WHAT YOU SHOULD DO: Word for word, retype every entry in the listing.
• • • • •
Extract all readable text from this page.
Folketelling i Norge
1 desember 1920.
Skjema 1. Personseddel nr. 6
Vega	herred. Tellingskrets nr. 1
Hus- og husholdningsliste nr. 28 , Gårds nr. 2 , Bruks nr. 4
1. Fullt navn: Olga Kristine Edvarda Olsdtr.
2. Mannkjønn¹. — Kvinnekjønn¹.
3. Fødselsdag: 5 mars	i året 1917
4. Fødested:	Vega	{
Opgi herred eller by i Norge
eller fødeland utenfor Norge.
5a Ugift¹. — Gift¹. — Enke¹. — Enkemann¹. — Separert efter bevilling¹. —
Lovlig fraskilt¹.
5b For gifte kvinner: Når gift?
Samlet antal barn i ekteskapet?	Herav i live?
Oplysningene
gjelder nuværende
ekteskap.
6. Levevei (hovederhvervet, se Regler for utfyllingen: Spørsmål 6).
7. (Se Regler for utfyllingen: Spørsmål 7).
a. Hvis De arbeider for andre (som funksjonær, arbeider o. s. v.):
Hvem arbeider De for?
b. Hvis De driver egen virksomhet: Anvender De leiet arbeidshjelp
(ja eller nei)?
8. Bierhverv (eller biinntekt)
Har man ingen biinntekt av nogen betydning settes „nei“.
• • • • •
WRITTEN RESPONSE:
Extract all readable text from this page.
Folketelling i Norge
1 desember 1920.
Skjema 1. Personseddel nr. 6
Vega	herred. Tellingskrets nr. 1
Hus- og husholdningsliste nr. 28 , Gårds nr. 2 , Bruks nr. 4
1. Fullt navn: Olga Kristine Edvarda Olsdtr.
2. Mannkjønn¹. — Kvinnekjønn¹.
3. Fødselsdag: 5 mars	i året 1917
4. Fødested:	Vega	{
Opgi herred eller by i Norge
eller fødeland utenfor Norge.
5a Ugift¹. — Gift¹. — Enke¹. — Enkemann¹. — Separert efter bevilling¹. —
Lovlig fraskilt¹.
5b For gifte kvinner: Når gift?
Samlet antal barn i ekteskapet?	Herav i live?
Oplysningene
gjelder nuværende
ekteskap.
6. Levevei (hovederhvervet, se Regler for utfyllingen: Spørsmål 6).
7. (Se Regler for utfyllingen: Spørsmål 7).
a. Hvis De arbeider for andre (som funksjonær, arbeider o. s. v.):
Hvem arbeider De for?
b. Hvis De driver egen virksomhet: Anvender De leiet arbeidshjelp
(ja eller nei)?
8. Bierhverv (eller biinntekt)
Har man ingen biinntekt av nogen betydning settes „nei“.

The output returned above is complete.